#### SET EXERCISE
Scan the entries below. List each line with "District".

#### GIVEN RECORDS
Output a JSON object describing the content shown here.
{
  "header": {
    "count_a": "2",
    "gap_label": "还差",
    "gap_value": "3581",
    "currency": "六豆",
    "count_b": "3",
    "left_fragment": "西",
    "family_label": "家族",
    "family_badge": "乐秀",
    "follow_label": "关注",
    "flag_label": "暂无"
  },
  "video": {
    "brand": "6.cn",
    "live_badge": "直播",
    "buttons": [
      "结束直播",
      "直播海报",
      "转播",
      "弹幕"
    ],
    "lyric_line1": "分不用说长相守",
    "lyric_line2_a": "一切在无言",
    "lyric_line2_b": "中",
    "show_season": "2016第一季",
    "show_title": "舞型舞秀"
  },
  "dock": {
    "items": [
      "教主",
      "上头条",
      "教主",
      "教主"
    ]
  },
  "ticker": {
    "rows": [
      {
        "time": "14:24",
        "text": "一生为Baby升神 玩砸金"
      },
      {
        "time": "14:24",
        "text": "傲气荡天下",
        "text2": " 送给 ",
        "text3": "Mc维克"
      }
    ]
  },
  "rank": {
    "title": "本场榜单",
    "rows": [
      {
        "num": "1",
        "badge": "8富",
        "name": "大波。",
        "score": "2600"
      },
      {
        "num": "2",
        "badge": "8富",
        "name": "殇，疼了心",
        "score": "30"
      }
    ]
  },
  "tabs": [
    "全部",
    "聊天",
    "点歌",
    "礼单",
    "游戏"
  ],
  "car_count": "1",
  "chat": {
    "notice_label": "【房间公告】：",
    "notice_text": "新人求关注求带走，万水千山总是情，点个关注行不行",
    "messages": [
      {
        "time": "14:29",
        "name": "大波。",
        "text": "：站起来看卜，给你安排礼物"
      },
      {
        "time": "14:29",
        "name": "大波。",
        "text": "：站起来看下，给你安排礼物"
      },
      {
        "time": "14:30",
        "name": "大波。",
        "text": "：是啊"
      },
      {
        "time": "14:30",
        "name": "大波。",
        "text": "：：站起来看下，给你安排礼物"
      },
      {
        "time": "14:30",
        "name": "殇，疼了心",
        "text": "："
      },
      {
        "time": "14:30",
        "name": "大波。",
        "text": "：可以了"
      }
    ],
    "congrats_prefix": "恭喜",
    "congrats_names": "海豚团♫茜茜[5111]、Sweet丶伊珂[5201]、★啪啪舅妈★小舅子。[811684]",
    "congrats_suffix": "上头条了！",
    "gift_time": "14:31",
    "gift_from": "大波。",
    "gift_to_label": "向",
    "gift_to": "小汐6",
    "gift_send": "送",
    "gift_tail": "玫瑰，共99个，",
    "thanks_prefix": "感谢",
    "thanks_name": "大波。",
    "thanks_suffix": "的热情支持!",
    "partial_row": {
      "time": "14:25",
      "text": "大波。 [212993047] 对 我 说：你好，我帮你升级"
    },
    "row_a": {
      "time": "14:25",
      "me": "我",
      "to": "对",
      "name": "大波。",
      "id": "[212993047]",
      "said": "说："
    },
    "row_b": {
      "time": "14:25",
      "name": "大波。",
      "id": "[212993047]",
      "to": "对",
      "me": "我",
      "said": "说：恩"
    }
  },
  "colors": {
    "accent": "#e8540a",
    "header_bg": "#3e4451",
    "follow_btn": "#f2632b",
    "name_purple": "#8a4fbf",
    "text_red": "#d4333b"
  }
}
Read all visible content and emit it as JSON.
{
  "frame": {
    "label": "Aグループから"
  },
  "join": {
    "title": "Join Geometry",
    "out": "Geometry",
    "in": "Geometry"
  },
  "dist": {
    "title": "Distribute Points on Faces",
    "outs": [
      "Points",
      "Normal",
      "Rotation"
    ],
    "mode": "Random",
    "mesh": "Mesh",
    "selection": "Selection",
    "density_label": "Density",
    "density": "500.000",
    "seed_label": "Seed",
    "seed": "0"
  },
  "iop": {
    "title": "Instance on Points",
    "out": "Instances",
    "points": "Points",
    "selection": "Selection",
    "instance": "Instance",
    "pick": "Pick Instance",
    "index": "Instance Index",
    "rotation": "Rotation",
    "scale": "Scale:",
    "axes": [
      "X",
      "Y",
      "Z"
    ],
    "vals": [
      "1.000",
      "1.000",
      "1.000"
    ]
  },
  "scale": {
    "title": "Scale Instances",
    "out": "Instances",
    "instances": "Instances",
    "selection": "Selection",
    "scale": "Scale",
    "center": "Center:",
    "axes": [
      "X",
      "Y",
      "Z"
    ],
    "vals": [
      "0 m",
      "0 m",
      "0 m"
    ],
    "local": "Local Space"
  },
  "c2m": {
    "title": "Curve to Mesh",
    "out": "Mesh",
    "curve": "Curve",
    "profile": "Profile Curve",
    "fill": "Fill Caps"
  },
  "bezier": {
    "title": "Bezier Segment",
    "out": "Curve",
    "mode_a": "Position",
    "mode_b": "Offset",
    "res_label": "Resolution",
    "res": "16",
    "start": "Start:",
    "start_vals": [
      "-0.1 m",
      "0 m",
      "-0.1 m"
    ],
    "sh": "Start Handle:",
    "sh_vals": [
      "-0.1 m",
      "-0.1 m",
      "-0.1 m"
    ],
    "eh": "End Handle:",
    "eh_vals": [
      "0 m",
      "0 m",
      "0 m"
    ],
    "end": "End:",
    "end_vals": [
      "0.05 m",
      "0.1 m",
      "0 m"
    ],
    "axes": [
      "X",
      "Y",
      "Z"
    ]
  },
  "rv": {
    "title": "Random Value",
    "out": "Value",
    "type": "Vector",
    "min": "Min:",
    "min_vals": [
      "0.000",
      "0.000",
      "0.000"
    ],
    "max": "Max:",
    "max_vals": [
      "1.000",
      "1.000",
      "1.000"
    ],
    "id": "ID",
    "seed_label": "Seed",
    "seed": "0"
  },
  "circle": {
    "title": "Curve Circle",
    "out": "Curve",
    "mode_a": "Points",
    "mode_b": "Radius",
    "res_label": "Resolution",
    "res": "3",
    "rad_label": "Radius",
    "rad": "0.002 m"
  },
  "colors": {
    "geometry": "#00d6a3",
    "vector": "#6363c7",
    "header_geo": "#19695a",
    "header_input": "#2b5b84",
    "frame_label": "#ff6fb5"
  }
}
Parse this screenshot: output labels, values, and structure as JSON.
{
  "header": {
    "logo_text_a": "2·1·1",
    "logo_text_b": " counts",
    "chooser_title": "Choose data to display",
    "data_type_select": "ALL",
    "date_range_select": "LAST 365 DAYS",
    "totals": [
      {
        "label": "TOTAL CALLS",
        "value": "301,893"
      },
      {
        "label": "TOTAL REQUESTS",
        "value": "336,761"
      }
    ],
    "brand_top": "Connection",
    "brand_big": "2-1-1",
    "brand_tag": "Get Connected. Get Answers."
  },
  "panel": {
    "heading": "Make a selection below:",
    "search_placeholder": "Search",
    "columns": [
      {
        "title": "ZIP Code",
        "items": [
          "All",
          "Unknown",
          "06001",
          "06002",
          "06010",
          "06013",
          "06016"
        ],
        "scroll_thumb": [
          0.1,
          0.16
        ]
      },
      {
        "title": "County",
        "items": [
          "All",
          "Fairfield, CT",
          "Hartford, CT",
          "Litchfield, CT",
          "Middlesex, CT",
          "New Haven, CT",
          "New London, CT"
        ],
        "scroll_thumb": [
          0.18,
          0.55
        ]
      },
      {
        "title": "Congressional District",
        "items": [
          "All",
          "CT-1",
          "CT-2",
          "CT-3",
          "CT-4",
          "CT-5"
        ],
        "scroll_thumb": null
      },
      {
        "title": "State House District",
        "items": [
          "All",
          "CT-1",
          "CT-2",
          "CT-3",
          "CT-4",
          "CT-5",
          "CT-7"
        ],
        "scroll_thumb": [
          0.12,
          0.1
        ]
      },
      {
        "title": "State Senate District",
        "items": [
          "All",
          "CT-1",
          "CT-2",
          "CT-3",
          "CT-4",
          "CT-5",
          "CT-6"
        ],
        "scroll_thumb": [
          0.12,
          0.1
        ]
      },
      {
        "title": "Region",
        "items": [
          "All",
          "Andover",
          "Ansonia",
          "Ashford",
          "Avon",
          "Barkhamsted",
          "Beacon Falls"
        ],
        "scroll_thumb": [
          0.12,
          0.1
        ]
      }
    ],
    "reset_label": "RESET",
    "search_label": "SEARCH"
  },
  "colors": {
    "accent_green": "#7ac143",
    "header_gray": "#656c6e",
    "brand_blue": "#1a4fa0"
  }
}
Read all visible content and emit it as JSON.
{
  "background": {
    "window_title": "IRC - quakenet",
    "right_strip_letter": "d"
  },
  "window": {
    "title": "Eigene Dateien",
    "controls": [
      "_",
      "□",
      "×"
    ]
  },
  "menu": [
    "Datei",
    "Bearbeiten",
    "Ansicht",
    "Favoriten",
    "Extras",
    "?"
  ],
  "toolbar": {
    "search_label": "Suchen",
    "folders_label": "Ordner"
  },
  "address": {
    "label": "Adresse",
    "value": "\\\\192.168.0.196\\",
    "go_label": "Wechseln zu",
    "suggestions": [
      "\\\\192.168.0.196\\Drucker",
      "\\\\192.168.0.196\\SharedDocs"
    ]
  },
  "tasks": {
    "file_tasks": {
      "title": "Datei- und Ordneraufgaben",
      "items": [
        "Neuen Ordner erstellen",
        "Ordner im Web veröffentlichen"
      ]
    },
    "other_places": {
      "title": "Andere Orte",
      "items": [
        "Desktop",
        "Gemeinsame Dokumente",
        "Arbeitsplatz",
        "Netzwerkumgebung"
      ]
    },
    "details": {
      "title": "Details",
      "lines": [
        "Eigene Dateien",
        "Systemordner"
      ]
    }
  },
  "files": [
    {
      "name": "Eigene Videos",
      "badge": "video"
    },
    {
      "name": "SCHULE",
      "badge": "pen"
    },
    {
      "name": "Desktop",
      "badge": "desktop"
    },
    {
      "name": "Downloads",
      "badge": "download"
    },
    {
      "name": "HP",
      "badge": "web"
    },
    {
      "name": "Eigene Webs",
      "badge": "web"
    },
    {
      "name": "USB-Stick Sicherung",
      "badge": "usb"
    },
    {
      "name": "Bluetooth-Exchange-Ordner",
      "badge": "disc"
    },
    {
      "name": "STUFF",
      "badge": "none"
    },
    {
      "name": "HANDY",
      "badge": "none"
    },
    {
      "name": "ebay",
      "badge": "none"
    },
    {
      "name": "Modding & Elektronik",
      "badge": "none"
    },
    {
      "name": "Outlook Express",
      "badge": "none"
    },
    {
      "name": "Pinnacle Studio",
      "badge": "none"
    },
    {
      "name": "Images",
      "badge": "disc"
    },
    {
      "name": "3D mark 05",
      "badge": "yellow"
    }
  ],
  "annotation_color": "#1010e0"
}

#### THE REPLY
        "title": "Congressional District",
        "title": "State House District",
        "title": "State Senate District",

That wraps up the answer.